Required task => Exclude the pictures, then copy all remaining records exactly.

Input =>
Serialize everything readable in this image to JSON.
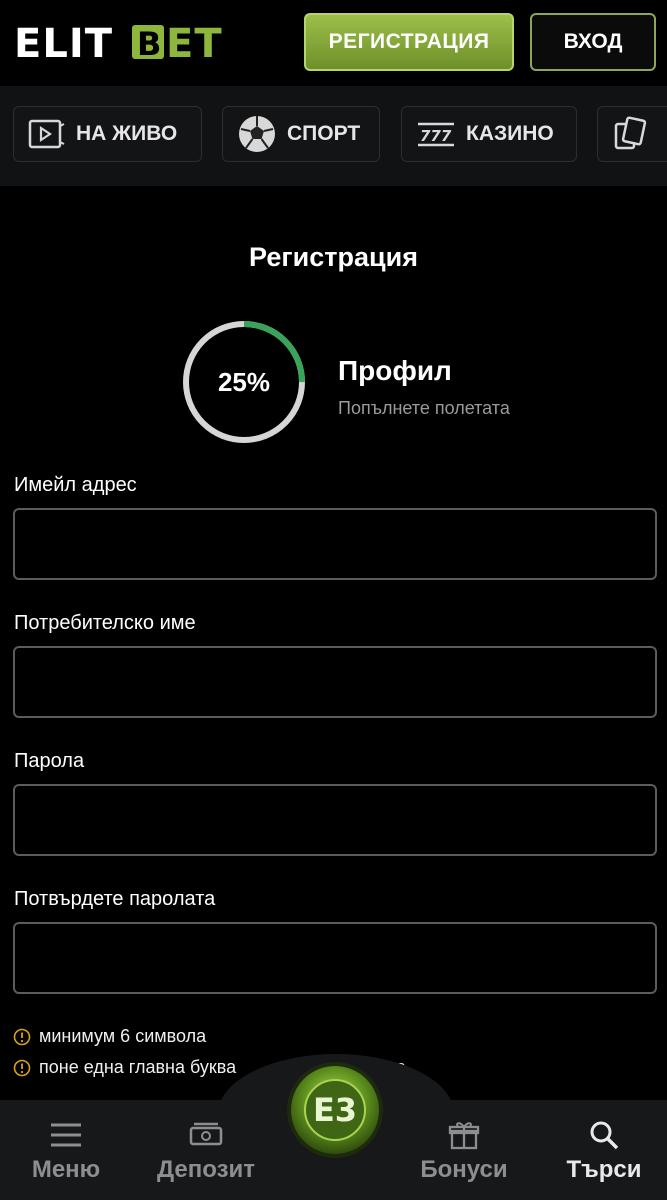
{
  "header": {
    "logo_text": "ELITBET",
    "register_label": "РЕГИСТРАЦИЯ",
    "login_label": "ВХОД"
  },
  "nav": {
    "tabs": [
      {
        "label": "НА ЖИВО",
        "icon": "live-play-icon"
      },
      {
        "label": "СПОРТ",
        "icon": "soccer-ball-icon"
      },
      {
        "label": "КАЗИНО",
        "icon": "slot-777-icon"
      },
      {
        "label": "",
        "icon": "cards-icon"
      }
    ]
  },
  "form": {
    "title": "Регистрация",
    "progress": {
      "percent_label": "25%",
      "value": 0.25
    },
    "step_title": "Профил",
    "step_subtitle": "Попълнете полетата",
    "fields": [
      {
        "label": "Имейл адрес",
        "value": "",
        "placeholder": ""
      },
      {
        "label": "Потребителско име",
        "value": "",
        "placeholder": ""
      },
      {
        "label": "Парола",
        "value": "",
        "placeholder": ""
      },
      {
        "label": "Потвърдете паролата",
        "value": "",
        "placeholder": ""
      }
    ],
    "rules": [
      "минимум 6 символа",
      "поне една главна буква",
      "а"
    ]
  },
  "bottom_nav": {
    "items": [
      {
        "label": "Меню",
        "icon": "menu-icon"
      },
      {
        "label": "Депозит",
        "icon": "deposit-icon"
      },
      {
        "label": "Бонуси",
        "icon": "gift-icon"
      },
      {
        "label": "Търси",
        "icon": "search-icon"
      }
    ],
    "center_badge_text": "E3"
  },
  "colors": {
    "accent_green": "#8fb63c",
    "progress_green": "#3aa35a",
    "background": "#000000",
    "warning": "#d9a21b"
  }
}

Task response =>
Serialize everything readable in this image to JSON.
{
  "header": {
    "logo_text": "ELITBET",
    "register_label": "РЕГИСТРАЦИЯ",
    "login_label": "ВХОД"
  },
  "nav": {
    "tabs": [
      {
        "label": "НА ЖИВО",
        "icon": "live-play-icon"
      },
      {
        "label": "СПОРТ",
        "icon": "soccer-ball-icon"
      },
      {
        "label": "КАЗИНО",
        "icon": "slot-777-icon"
      },
      {
        "label": "",
        "icon": "cards-icon"
      }
    ]
  },
  "form": {
    "title": "Регистрация",
    "progress": {
      "percent_label": "25%",
      "value": 0.25
    },
    "step_title": "Профил",
    "step_subtitle": "Попълнете полетата",
    "fields": [
      {
        "label": "Имейл адрес",
        "value": "",
        "placeholder": ""
      },
      {
        "label": "Потребителско име",
        "value": "",
        "placeholder": ""
      },
      {
        "label": "Парола",
        "value": "",
        "placeholder": ""
      },
      {
        "label": "Потвърдете паролата",
        "value": "",
        "placeholder": ""
      }
    ],
    "rules": [
      "минимум 6 символа",
      "поне една главна буква",
      "а"
    ]
  },
  "bottom_nav": {
    "items": [
      {
        "label": "Меню",
        "icon": "menu-icon"
      },
      {
        "label": "Депозит",
        "icon": "deposit-icon"
      },
      {
        "label": "Бонуси",
        "icon": "gift-icon"
      },
      {
        "label": "Търси",
        "icon": "search-icon"
      }
    ],
    "center_badge_text": "E3"
  },
  "colors": {
    "accent_green": "#8fb63c",
    "progress_green": "#3aa35a",
    "background": "#000000",
    "warning": "#d9a21b"
  }
}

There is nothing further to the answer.